▶ **SHORT PROBLEM**
Extract all of the data and reproduce it precisely.

▶ **DATA TO PROCESS**
[start]
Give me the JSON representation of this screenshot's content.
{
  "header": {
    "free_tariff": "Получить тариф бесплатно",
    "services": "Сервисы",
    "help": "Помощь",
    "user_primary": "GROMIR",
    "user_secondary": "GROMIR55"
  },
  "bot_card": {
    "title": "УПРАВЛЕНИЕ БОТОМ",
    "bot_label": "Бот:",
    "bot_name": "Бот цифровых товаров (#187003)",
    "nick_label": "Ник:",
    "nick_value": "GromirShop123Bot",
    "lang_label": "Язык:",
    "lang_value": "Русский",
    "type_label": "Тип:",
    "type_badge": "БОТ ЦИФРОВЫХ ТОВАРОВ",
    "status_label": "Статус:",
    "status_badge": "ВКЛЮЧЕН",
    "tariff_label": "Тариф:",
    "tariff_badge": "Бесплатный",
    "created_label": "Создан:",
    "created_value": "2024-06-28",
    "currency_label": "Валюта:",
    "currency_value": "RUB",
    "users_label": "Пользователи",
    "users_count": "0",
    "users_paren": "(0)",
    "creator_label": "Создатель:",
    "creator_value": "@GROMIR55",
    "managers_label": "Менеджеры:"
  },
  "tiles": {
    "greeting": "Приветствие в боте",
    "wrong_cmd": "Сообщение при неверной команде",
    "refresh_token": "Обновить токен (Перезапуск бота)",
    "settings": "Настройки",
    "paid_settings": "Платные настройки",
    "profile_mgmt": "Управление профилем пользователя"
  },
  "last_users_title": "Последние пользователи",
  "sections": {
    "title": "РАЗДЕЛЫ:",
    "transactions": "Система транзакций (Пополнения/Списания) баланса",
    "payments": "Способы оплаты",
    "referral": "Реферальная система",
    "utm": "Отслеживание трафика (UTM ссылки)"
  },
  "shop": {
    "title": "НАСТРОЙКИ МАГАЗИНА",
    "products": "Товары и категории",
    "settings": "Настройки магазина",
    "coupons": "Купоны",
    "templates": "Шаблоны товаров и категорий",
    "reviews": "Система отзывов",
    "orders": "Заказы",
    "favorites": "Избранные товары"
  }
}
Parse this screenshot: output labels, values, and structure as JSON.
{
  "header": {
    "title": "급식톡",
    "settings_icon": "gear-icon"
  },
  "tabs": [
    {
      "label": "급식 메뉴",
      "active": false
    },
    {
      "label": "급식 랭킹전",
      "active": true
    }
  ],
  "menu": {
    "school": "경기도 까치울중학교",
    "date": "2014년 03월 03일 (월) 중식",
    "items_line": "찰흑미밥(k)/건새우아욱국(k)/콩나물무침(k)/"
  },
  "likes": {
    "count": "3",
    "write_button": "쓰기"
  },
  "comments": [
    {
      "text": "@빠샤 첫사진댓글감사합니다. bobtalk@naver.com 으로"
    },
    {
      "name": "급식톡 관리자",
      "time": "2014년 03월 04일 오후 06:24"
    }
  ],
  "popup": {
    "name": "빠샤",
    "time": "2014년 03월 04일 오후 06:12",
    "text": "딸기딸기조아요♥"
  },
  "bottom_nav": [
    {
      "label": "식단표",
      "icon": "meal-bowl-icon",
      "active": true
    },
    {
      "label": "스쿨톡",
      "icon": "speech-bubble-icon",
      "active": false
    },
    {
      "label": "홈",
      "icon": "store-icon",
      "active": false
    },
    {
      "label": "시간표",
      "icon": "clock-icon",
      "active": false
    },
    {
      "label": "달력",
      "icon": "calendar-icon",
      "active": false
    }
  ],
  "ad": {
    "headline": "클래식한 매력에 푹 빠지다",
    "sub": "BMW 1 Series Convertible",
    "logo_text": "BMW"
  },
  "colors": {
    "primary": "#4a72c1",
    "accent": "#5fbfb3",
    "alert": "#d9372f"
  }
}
[end]
▶ **SOLUTION**
Give me the JSON representation of this screenshot's content.
{
  "header": {
    "free_tariff": "Получить тариф бесплатно",
    "services": "Сервисы",
    "help": "Помощь",
    "user_primary": "GROMIR",
    "user_secondary": "GROMIR55"
  },
  "bot_card": {
    "title": "УПРАВЛЕНИЕ БОТОМ",
    "bot_label": "Бот:",
    "bot_name": "Бот цифровых товаров (#187003)",
    "nick_label": "Ник:",
    "nick_value": "GromirShop123Bot",
    "lang_label": "Язык:",
    "lang_value": "Русский",
    "type_label": "Тип:",
    "type_badge": "БОТ ЦИФРОВЫХ ТОВАРОВ",
    "status_label": "Статус:",
    "status_badge": "ВКЛЮЧЕН",
    "tariff_label": "Тариф:",
    "tariff_badge": "Бесплатный",
    "created_label": "Создан:",
    "created_value": "2024-06-28",
    "currency_label": "Валюта:",
    "currency_value": "RUB",
    "users_label": "Пользователи",
    "users_count": "0",
    "users_paren": "(0)",
    "creator_label": "Создатель:",
    "creator_value": "@GROMIR55",
    "managers_label": "Менеджеры:"
  },
  "tiles": {
    "greeting": "Приветствие в боте",
    "wrong_cmd": "Сообщение при неверной команде",
    "refresh_token": "Обновить токен (Перезапуск бота)",
    "settings": "Настройки",
    "paid_settings": "Платные настройки",
    "profile_mgmt": "Управление профилем пользователя"
  },
  "last_users_title": "Последние пользователи",
  "sections": {
    "title": "РАЗДЕЛЫ:",
    "transactions": "Система транзакций (Пополнения/Списания) баланса",
    "payments": "Способы оплаты",
    "referral": "Реферальная система",
    "utm": "Отслеживание трафика (UTM ссылки)"
  },
  "shop": {
    "title": "НАСТРОЙКИ МАГАЗИНА",
    "products": "Товары и категории",
    "settings": "Настройки магазина",
    "coupons": "Купоны",
    "templates": "Шаблоны товаров и категорий",
    "reviews": "Система отзывов",
    "orders": "Заказы",
    "favorites": "Избранные товары"
  }
}
Parse this screenshot: output labels, values, and structure as JSON.
{
  "header": {
    "title": "급식톡",
    "settings_icon": "gear-icon"
  },
  "tabs": [
    {
      "label": "급식 메뉴",
      "active": false
    },
    {
      "label": "급식 랭킹전",
      "active": true
    }
  ],
  "menu": {
    "school": "경기도 까치울중학교",
    "date": "2014년 03월 03일 (월) 중식",
    "items_line": "찰흑미밥(k)/건새우아욱국(k)/콩나물무침(k)/"
  },
  "likes": {
    "count": "3",
    "write_button": "쓰기"
  },
  "comments": [
    {
      "text": "@빠샤 첫사진댓글감사합니다. bobtalk@naver.com 으로"
    },
    {
      "name": "급식톡 관리자",
      "time": "2014년 03월 04일 오후 06:24"
    }
  ],
  "popup": {
    "name": "빠샤",
    "time": "2014년 03월 04일 오후 06:12",
    "text": "딸기딸기조아요♥"
  },
  "bottom_nav": [
    {
      "label": "식단표",
      "icon": "meal-bowl-icon",
      "active": true
    },
    {
      "label": "스쿨톡",
      "icon": "speech-bubble-icon",
      "active": false
    },
    {
      "label": "홈",
      "icon": "store-icon",
      "active": false
    },
    {
      "label": "시간표",
      "icon": "clock-icon",
      "active": false
    },
    {
      "label": "달력",
      "icon": "calendar-icon",
      "active": false
    }
  ],
  "ad": {
    "headline": "클래식한 매력에 푹 빠지다",
    "sub": "BMW 1 Series Convertible",
    "logo_text": "BMW"
  },
  "colors": {
    "primary": "#4a72c1",
    "accent": "#5fbfb3",
    "alert": "#d9372f"
  }
}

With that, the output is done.